STATED GOAL:
Within this material, how many lines have the string "name" in them? The answer is a number, with nothing added.

▬▬▬▬▬▬

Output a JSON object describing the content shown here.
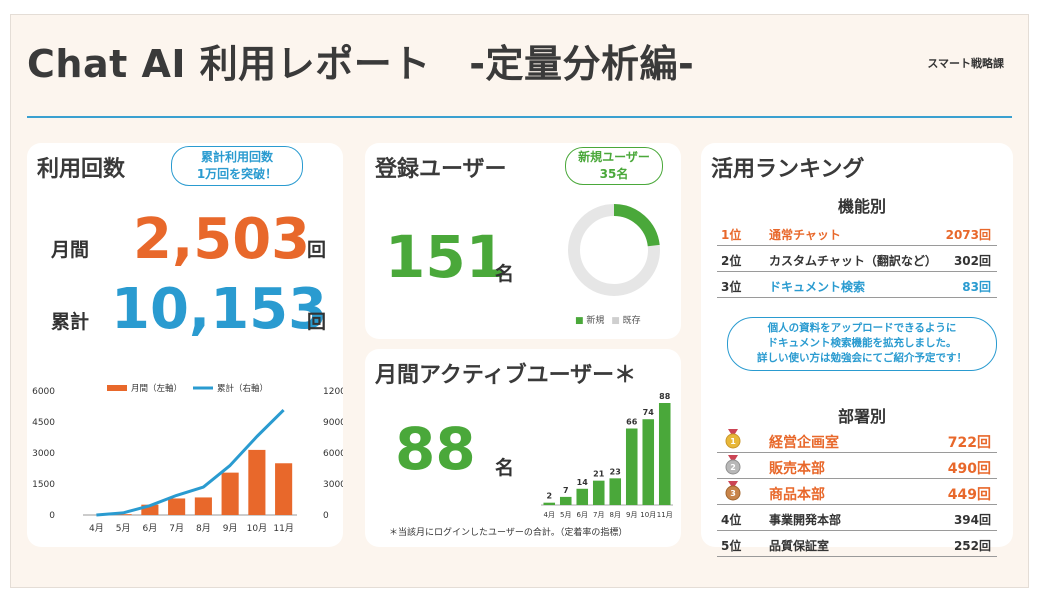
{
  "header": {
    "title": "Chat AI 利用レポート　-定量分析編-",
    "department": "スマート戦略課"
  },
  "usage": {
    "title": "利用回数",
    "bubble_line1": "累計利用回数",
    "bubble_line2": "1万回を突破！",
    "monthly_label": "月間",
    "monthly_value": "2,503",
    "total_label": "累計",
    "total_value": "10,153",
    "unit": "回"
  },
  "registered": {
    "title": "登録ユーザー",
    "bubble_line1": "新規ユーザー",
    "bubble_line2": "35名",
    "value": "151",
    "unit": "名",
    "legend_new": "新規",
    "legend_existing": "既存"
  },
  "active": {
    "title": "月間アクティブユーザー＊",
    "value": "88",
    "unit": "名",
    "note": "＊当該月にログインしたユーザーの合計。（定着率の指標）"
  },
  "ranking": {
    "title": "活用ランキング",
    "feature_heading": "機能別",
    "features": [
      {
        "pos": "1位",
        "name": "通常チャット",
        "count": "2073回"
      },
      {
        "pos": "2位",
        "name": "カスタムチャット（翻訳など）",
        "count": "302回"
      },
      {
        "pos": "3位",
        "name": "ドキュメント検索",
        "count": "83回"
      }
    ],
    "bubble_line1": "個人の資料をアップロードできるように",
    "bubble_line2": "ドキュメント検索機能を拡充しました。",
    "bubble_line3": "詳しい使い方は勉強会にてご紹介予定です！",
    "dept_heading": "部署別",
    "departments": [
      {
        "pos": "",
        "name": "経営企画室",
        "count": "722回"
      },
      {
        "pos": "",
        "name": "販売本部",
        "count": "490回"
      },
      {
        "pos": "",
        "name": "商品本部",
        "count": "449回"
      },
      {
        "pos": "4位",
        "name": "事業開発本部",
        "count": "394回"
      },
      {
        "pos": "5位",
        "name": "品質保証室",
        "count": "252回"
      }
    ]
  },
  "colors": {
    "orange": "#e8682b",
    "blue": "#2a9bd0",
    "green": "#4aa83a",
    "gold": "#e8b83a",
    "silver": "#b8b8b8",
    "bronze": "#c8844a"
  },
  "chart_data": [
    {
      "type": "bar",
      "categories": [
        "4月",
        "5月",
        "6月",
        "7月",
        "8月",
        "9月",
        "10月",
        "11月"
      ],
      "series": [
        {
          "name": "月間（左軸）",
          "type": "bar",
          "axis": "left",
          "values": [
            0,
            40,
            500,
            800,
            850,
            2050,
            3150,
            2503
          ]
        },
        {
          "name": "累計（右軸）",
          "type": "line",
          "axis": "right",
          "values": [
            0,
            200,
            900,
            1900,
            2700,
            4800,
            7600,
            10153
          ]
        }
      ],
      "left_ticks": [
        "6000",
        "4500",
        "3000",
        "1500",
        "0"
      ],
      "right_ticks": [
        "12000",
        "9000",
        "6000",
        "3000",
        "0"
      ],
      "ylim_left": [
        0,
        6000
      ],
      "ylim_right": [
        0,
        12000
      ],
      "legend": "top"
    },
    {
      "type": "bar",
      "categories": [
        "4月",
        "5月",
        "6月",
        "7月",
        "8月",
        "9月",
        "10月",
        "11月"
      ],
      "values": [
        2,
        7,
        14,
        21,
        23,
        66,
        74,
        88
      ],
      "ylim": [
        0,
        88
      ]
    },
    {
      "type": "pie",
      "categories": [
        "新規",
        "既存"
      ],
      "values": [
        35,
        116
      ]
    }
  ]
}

▬▬▬▬▬▬

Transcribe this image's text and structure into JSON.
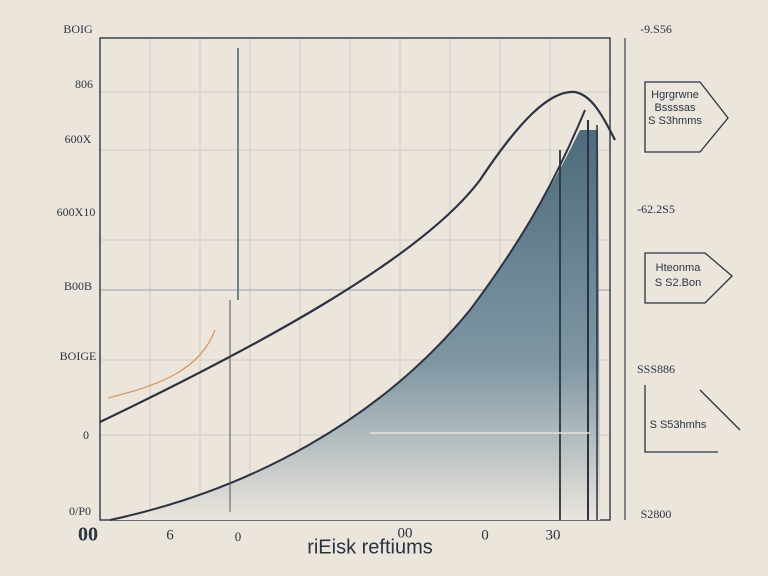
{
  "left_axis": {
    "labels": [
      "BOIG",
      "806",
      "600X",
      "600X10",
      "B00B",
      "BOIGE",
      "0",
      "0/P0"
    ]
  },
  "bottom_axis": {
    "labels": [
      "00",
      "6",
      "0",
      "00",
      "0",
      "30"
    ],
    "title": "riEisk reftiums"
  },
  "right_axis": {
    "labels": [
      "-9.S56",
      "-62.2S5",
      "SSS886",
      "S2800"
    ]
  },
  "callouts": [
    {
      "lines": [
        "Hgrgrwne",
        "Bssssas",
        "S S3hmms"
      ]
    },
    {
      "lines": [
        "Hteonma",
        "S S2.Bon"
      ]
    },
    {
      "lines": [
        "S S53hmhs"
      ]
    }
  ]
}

▬▬▬▬▬▬

RESULT FOR THIS TASK:
10